**** Record list
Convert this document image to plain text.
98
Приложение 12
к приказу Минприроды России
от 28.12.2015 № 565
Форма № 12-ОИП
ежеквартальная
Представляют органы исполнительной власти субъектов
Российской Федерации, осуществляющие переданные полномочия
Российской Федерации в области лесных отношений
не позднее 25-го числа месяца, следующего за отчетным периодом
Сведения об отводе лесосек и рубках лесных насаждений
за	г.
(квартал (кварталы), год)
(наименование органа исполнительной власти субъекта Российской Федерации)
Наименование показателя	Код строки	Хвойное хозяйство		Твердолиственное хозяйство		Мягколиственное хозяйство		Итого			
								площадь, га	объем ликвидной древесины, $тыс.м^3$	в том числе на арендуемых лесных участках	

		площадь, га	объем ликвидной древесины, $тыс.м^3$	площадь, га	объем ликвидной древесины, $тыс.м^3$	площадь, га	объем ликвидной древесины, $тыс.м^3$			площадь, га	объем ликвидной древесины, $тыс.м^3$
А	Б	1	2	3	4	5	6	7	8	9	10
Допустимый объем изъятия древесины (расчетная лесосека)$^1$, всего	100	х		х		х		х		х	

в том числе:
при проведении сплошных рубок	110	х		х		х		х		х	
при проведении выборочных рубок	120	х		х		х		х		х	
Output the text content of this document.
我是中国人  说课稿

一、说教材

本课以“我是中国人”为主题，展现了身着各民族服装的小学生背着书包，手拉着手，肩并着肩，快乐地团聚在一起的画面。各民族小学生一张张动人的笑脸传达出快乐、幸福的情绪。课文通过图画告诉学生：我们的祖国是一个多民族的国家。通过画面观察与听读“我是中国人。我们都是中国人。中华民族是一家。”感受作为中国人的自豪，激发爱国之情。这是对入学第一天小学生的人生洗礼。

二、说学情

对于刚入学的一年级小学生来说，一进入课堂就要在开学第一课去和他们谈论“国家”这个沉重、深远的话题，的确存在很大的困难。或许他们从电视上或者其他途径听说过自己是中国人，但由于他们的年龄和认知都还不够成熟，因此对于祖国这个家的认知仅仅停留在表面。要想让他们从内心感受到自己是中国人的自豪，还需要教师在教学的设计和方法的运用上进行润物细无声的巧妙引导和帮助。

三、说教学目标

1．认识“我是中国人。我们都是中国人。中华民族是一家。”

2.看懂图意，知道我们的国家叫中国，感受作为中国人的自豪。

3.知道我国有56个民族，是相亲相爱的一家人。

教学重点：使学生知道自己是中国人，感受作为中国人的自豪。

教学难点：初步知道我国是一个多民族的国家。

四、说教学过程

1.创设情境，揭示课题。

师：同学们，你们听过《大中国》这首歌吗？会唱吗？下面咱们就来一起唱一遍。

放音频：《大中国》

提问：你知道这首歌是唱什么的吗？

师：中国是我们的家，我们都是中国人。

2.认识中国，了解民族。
********
* _Task prompt_: Set all of the records down again, exactly as they stand.

* _Output_:
Convert this document image to plain text.
98
Приложение 12
к приказу Минприроды России
от 28.12.2015 № 565
Форма № 12-ОИП
ежеквартальная
Представляют органы исполнительной власти субъектов
Российской Федерации, осуществляющие переданные полномочия
Российской Федерации в области лесных отношений
не позднее 25-го числа месяца, следующего за отчетным периодом
Сведения об отводе лесосек и рубках лесных насаждений
за	г.
(квартал (кварталы), год)
(наименование органа исполнительной власти субъекта Российской Федерации)
Наименование показателя	Код строки	Хвойное хозяйство		Твердолиственное хозяйство		Мягколиственное хозяйство		Итого			
								площадь, га	объем ликвидной древесины, $тыс.м^3$	в том числе на арендуемых лесных участках	

		площадь, га	объем ликвидной древесины, $тыс.м^3$	площадь, га	объем ликвидной древесины, $тыс.м^3$	площадь, га	объем ликвидной древесины, $тыс.м^3$			площадь, га	объем ликвидной древесины, $тыс.м^3$
А	Б	1	2	3	4	5	6	7	8	9	10
Допустимый объем изъятия древесины (расчетная лесосека)$^1$, всего	100	х		х		х		х		х	

в том числе:
при проведении сплошных рубок	110	х		х		х		х		х	
при проведении выборочных рубок	120	х		х		х		х		х	
Output the text content of this document.
我是中国人  说课稿

一、说教材

本课以“我是中国人”为主题，展现了身着各民族服装的小学生背着书包，手拉着手，肩并着肩，快乐地团聚在一起的画面。各民族小学生一张张动人的笑脸传达出快乐、幸福的情绪。课文通过图画告诉学生：我们的祖国是一个多民族的国家。通过画面观察与听读“我是中国人。我们都是中国人。中华民族是一家。”感受作为中国人的自豪，激发爱国之情。这是对入学第一天小学生的人生洗礼。

二、说学情

对于刚入学的一年级小学生来说，一进入课堂就要在开学第一课去和他们谈论“国家”这个沉重、深远的话题，的确存在很大的困难。或许他们从电视上或者其他途径听说过自己是中国人，但由于他们的年龄和认知都还不够成熟，因此对于祖国这个家的认知仅仅停留在表面。要想让他们从内心感受到自己是中国人的自豪，还需要教师在教学的设计和方法的运用上进行润物细无声的巧妙引导和帮助。

三、说教学目标

1．认识“我是中国人。我们都是中国人。中华民族是一家。”

2.看懂图意，知道我们的国家叫中国，感受作为中国人的自豪。

3.知道我国有56个民族，是相亲相爱的一家人。

教学重点：使学生知道自己是中国人，感受作为中国人的自豪。

教学难点：初步知道我国是一个多民族的国家。

四、说教学过程

1.创设情境，揭示课题。

师：同学们，你们听过《大中国》这首歌吗？会唱吗？下面咱们就来一起唱一遍。

放音频：《大中国》

提问：你知道这首歌是唱什么的吗？

师：中国是我们的家，我们都是中国人。

2.认识中国，了解民族。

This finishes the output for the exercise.